■ Description of the task
Continue the talk excerpt on molecular nanotechnology and the fear of extinction, picking up after its last sentence.

■ Supplied text

- - -

So if you want to — and again, I’m so sorry, I didn’t know any of this stuff and now I can’t unknow it. I’m really sorry. I do think anyone concerned about molecular nanotechnology really needs to read the debate by Richard Sm alley and Eric Drexler. Smalley passed away. This kills me to be recommending these four people on the slide.
I just — so these are not definitely — I’m not advocating — you know, when you’re like, yes, everybody, listen to Mark Andreeson. You’re off the rails! I mean this is part of why we need more people to sit up. This fear of extinction is this place, because if I don’t stand up and defend humanity, we’re left with Marc Andreessan to do it.

- - -

Source data
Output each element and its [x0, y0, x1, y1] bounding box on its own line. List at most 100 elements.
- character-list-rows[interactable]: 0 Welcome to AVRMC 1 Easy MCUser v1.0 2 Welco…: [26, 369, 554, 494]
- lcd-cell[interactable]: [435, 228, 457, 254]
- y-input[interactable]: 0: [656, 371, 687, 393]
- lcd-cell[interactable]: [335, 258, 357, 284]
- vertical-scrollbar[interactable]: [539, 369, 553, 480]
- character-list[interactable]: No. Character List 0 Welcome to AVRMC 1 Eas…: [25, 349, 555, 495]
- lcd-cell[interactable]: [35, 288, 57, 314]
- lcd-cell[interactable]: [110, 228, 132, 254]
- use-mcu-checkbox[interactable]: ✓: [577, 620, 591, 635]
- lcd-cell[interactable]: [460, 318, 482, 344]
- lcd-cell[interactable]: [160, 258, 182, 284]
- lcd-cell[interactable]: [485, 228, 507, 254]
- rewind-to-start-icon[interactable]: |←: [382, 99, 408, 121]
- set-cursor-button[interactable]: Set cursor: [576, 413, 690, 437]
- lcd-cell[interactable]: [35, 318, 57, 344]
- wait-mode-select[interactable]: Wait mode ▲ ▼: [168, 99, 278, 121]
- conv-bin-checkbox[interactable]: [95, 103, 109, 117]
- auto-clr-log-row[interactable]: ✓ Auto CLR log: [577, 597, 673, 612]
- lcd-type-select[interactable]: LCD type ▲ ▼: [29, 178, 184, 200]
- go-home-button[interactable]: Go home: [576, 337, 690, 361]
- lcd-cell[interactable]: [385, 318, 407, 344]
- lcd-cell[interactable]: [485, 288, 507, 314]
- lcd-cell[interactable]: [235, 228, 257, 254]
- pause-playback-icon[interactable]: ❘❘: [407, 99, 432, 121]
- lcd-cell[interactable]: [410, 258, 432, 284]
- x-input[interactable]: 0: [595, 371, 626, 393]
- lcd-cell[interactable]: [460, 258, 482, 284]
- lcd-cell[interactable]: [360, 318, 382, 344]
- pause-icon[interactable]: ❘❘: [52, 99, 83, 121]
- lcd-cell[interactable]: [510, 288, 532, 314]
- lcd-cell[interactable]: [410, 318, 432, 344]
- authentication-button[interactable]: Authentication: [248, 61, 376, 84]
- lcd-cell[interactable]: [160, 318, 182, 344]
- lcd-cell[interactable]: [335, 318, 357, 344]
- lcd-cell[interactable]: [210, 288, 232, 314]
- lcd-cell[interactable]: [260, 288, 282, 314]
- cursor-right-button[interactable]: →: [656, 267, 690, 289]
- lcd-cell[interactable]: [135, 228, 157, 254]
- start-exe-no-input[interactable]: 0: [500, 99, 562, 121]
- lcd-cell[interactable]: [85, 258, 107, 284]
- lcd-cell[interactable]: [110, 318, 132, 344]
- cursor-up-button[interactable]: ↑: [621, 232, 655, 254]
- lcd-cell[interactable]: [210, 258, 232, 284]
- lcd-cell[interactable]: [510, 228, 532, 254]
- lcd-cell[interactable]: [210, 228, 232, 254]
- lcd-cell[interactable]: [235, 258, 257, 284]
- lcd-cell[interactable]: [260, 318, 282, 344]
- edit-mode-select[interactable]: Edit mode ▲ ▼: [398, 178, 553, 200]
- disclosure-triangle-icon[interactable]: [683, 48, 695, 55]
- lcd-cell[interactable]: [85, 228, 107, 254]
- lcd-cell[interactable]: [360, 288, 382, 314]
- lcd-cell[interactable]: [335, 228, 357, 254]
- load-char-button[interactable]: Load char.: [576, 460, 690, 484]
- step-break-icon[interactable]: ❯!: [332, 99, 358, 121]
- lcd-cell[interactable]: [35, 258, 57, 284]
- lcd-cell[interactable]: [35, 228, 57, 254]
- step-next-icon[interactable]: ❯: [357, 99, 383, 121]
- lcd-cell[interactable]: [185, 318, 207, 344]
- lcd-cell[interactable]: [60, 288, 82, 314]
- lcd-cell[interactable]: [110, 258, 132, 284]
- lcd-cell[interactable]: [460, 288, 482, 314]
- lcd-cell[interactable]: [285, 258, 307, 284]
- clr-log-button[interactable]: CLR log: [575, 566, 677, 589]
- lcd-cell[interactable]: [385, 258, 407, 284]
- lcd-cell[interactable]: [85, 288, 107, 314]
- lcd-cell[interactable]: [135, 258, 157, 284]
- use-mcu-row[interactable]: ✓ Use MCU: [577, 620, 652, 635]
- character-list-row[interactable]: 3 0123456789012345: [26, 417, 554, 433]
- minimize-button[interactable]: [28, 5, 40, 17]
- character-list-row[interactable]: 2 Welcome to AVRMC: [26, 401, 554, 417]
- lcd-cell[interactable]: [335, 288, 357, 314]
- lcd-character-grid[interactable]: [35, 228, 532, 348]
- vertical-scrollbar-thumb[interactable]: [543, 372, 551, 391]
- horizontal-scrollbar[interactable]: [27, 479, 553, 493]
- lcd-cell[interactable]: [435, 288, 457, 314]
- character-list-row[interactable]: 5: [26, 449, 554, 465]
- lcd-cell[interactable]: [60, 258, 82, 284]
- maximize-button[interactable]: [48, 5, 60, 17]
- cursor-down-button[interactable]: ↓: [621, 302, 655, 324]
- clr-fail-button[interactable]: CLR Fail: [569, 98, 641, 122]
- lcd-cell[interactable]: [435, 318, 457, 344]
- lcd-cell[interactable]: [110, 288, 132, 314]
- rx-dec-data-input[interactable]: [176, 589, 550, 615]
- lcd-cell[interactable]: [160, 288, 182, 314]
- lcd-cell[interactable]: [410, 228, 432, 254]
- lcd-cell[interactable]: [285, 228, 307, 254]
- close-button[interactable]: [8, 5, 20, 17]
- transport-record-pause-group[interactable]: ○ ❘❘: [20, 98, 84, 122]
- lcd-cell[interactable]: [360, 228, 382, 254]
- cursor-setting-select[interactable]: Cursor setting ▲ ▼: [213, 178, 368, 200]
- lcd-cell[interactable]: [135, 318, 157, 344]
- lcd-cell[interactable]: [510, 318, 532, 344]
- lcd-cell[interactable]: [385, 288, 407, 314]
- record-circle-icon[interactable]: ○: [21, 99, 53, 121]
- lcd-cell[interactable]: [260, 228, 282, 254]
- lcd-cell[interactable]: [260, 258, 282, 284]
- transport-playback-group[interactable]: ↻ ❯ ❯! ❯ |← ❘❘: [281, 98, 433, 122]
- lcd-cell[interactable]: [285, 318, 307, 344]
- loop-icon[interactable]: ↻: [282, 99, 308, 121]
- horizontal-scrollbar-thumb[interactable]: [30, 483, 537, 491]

- - -

■ Answer section
Eliezer, I don’t know, he’s kind of growing on me. And Logan Bartlett, but you should — Logan is actually a very good interviewer and Yudkowsky is kind of the Oprah of the AI journalists and it is worth listening to this only to understand what other people are listening to, because it is troubling and Logan Bartlett did a terrific interview with a subject that I would have had a hard time interviewing coolly.
And. And the podcast, all of the failure of Oxide and all the humanity that we have in our industry. And with that, thank you very much.